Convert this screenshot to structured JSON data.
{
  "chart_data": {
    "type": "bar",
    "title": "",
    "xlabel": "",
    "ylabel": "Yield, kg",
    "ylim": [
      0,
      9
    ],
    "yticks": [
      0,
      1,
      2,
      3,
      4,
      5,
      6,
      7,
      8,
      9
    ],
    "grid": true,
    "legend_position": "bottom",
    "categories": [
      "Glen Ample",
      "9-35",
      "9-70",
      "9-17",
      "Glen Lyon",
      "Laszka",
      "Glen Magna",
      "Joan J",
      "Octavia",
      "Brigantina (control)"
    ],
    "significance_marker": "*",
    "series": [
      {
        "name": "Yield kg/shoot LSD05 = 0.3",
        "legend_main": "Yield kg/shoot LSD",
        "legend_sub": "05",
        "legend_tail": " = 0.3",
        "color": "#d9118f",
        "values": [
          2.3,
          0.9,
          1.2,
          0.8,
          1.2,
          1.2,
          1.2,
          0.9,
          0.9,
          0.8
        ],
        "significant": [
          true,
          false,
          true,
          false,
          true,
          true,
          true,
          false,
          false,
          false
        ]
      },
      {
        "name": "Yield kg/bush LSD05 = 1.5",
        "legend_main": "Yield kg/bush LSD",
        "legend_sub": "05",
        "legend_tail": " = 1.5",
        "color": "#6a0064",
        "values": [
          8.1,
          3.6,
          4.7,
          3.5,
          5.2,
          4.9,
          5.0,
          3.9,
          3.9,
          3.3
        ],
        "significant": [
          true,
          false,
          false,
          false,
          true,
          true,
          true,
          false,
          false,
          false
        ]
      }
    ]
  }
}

GIVEN PROBLEM: Report only how many lines in the listing contain the string "Yield".

THE OUTPUT: 5